> **Dataset entries**:

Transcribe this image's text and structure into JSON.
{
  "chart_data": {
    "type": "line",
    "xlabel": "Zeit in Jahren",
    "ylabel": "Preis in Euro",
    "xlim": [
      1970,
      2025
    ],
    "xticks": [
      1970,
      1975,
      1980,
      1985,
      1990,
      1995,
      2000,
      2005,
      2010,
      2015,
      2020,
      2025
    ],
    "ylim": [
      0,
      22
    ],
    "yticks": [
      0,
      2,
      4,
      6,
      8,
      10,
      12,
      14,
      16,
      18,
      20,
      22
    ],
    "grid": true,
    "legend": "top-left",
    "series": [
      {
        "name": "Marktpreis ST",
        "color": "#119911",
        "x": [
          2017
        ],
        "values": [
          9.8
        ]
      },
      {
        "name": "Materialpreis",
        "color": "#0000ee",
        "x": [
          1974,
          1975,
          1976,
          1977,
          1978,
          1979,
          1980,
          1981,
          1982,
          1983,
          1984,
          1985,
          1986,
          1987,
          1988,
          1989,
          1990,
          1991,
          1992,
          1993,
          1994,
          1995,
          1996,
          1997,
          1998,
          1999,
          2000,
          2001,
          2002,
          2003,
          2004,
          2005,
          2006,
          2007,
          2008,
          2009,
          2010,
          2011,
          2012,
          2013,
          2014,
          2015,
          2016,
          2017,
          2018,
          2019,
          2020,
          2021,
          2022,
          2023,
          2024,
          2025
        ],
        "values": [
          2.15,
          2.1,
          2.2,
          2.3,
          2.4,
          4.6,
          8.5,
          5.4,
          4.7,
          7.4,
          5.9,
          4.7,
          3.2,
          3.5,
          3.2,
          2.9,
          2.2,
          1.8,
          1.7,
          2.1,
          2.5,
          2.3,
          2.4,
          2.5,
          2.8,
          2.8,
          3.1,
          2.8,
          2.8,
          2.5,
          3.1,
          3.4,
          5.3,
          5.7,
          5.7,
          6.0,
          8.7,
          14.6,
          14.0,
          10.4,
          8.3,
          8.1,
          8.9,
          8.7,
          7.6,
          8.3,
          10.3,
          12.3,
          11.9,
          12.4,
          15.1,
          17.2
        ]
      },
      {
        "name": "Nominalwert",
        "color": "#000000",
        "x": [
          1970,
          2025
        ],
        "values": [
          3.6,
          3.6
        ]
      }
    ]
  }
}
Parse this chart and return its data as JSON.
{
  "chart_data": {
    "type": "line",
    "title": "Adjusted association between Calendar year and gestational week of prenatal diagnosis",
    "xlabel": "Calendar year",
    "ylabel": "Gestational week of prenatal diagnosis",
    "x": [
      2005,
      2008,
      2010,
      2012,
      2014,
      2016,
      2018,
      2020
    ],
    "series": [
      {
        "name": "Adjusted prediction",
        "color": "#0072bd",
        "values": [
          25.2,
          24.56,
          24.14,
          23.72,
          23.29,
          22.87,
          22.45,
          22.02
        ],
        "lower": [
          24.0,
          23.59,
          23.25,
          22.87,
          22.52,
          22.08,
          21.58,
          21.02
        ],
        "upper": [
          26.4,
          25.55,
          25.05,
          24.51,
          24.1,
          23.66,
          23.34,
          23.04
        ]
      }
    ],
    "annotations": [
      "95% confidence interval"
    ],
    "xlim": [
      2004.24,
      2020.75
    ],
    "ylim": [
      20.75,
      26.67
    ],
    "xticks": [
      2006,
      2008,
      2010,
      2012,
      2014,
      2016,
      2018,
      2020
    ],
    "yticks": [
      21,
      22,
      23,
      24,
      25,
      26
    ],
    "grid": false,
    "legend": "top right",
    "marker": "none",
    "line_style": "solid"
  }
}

> **Problem statement**:
Work through the data and report how many of its lines hold the word "name", giving only the figure.

> **Reply to the exercise**:
4